▸ TASK DESCRIPTION: Search the material below for the string "workspace" and extract each line that has it.

▸ Data records:
* start *

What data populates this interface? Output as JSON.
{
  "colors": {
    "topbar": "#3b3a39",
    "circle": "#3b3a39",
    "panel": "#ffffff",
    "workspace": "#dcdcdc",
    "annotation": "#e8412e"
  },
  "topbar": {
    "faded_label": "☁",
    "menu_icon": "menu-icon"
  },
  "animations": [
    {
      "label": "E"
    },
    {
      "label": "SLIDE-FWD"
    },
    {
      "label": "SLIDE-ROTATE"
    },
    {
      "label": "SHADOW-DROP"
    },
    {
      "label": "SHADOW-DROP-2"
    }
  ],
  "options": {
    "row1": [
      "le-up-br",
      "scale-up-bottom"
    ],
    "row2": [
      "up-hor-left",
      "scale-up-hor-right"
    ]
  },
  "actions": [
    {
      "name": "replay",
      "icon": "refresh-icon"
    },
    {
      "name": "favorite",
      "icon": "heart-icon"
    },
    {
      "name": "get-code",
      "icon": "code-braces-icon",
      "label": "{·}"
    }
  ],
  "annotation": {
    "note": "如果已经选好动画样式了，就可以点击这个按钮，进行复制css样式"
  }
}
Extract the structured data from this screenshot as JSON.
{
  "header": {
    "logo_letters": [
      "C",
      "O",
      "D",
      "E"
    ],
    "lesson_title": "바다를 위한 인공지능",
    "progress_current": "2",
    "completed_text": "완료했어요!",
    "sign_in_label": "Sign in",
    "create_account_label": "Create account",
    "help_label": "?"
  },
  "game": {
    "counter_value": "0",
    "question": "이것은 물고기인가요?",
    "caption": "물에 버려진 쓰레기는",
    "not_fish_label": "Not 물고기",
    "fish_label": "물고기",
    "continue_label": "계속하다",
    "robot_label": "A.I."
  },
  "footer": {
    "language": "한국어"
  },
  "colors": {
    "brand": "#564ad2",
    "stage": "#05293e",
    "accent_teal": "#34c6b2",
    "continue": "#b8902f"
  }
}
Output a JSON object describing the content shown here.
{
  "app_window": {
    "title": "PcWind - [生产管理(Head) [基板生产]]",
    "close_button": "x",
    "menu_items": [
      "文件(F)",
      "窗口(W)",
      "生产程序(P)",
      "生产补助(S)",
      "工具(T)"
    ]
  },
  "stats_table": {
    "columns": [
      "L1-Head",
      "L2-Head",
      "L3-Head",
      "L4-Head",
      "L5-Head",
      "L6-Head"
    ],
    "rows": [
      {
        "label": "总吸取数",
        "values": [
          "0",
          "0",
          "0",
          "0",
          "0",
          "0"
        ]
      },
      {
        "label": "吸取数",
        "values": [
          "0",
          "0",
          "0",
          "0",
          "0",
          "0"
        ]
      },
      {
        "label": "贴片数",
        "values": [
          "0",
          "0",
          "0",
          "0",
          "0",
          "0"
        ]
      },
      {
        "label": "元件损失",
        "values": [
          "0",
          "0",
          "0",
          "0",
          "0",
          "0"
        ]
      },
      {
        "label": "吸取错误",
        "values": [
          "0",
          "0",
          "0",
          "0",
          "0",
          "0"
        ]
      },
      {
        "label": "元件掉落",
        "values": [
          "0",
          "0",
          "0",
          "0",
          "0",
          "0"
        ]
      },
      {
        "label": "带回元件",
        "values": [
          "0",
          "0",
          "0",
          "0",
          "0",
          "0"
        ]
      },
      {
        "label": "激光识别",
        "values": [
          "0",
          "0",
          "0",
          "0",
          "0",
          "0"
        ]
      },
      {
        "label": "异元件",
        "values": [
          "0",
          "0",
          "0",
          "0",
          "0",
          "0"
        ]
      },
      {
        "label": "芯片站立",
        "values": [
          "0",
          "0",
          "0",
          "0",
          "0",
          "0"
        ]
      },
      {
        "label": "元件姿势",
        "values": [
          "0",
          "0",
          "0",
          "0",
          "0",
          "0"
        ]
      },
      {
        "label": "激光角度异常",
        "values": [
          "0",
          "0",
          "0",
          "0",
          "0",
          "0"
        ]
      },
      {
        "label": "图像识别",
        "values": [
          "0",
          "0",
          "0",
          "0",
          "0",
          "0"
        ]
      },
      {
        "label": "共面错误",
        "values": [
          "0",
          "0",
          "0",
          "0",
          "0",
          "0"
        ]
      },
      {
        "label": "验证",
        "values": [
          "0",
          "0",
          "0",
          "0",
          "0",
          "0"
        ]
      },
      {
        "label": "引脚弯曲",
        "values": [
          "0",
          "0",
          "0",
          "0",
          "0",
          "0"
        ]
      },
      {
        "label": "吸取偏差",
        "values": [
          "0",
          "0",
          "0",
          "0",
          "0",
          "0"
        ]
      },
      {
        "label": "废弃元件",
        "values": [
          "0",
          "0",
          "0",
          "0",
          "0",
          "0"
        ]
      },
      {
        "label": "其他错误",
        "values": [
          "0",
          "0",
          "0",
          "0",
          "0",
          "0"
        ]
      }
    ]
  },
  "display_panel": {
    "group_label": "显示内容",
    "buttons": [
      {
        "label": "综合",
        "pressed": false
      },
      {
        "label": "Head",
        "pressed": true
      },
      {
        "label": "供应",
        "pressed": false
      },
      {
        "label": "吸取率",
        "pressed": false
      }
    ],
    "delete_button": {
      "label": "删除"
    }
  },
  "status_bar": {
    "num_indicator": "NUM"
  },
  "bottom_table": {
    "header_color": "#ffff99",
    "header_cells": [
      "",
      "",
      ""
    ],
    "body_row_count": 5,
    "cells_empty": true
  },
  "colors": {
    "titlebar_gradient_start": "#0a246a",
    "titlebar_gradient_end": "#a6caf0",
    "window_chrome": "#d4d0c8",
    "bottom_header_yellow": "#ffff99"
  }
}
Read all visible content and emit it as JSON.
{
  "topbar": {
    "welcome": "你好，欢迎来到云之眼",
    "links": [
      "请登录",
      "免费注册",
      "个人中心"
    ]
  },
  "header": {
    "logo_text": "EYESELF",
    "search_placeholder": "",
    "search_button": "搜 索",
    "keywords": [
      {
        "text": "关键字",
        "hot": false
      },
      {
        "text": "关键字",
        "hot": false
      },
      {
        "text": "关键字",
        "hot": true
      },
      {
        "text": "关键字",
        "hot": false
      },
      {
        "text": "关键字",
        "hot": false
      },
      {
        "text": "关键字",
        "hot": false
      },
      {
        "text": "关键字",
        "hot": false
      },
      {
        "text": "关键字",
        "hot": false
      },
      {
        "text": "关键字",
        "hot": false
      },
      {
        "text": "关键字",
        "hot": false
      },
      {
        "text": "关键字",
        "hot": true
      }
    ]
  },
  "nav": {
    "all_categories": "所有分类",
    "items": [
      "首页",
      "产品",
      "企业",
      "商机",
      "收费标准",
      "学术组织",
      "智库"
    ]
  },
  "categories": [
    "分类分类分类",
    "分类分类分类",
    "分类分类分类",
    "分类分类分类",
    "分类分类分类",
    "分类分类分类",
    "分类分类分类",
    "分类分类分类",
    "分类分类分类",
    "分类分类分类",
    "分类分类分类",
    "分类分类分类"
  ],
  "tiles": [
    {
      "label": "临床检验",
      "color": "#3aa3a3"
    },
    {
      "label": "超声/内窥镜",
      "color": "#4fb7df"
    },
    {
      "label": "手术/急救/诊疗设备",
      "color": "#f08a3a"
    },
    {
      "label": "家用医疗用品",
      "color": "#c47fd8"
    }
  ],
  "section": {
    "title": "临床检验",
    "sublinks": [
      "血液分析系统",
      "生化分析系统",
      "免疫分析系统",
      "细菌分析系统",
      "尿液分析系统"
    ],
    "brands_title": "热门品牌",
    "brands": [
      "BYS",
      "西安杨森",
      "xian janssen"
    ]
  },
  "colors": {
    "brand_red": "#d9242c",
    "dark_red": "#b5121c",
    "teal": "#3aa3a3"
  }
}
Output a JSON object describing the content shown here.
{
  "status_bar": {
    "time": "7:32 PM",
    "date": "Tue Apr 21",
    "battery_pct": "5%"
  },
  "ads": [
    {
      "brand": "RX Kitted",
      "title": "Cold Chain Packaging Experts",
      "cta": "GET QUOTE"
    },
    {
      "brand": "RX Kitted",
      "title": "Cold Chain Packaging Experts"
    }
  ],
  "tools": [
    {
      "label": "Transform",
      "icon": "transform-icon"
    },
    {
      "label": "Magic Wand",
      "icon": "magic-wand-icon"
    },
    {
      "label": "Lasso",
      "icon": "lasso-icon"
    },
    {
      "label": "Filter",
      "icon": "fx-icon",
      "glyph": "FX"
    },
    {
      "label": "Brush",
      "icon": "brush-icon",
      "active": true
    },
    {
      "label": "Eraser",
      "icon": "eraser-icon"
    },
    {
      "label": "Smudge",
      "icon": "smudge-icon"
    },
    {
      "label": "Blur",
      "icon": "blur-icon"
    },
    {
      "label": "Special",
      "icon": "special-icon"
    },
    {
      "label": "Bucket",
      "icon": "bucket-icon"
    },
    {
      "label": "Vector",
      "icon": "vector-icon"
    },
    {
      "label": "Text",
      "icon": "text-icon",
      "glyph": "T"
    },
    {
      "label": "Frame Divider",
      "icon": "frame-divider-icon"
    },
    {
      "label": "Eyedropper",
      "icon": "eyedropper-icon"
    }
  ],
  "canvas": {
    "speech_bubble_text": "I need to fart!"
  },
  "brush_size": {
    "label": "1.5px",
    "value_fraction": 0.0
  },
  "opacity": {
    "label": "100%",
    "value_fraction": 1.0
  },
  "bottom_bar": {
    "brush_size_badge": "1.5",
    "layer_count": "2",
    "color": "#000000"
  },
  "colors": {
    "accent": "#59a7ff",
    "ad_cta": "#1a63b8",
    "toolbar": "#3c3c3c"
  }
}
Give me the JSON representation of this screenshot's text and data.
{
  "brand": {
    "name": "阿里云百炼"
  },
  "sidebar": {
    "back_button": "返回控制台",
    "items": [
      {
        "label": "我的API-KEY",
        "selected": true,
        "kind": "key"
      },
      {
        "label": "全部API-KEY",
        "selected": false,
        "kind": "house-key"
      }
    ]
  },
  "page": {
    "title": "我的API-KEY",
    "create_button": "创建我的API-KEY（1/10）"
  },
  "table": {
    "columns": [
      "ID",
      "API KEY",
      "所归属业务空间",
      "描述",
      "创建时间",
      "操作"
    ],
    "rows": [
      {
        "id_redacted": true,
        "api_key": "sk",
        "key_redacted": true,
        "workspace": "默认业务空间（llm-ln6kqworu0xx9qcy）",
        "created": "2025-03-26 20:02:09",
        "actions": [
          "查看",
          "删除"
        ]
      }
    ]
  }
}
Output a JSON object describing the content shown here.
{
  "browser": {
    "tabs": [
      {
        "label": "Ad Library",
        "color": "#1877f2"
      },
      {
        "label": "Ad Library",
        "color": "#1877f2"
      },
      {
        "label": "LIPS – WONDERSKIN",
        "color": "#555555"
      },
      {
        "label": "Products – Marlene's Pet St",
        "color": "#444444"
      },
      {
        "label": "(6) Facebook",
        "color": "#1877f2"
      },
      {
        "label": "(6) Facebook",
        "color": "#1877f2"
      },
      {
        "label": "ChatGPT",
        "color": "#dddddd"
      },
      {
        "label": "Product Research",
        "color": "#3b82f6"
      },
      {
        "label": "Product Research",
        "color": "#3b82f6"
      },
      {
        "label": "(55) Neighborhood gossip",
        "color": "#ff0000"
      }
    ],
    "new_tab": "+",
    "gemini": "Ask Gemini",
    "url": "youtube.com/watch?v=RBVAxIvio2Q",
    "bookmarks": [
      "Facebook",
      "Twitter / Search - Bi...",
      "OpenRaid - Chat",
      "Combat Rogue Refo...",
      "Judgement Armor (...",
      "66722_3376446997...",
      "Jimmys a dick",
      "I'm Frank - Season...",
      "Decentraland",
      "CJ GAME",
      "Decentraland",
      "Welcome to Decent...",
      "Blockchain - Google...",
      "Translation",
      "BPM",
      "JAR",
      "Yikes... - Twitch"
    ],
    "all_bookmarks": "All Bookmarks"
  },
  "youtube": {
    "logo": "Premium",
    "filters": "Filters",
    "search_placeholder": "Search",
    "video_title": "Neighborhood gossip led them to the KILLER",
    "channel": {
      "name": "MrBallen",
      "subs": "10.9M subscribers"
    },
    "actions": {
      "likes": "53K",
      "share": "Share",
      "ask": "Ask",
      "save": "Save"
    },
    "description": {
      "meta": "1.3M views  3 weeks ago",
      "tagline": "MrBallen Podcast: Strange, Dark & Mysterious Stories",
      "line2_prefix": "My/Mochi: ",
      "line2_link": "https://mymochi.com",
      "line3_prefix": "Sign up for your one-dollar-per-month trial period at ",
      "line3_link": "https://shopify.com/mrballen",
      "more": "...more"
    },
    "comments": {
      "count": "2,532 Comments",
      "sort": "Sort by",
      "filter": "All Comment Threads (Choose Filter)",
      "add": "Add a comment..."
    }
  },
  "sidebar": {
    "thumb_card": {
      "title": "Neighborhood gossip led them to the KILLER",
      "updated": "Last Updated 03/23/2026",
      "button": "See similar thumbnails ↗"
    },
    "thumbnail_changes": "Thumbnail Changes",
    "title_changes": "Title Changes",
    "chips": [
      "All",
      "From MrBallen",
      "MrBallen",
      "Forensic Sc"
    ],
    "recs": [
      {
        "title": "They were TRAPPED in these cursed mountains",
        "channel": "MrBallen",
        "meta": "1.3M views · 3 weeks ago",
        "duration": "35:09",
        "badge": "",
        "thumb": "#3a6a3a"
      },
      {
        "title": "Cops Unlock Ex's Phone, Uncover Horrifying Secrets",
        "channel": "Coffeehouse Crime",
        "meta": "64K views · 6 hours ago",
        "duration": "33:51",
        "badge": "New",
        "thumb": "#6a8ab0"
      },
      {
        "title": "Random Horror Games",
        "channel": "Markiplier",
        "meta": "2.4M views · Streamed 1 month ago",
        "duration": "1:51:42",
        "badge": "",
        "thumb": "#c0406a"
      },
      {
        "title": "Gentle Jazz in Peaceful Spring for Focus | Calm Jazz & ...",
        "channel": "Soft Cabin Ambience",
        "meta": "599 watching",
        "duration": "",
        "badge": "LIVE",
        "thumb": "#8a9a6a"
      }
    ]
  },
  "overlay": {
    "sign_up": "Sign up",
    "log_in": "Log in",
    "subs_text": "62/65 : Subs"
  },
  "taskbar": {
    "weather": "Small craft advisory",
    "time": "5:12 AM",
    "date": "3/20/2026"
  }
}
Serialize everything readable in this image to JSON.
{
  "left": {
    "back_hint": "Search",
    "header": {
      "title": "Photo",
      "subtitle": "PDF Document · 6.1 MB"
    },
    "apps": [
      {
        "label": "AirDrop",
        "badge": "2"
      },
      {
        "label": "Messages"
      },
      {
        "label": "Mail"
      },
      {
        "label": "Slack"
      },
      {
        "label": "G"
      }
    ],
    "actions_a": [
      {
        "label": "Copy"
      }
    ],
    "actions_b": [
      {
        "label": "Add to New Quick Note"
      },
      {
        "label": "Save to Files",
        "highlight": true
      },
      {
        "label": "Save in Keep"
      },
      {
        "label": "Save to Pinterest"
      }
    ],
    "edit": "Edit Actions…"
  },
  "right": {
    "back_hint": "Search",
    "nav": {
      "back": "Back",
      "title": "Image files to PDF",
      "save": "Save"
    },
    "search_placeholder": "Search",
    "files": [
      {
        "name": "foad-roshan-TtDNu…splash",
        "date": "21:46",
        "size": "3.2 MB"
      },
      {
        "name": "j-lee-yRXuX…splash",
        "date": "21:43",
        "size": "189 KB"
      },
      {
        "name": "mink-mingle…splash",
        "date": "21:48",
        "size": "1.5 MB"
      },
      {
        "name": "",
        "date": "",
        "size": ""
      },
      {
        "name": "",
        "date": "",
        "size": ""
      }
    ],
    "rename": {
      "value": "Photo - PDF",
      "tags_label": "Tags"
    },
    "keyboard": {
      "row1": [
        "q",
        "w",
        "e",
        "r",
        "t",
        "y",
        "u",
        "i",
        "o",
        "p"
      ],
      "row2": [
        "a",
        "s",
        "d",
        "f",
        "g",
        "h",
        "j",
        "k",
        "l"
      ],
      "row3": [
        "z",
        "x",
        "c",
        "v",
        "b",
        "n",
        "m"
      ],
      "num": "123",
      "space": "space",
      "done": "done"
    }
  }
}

* end *

▸ SOLUTION FOR THIS EXERCISE:
    "workspace": "#dcdcdc",
        "workspace": "默认业务空间（llm-ln6kqworu0xx9qcy）",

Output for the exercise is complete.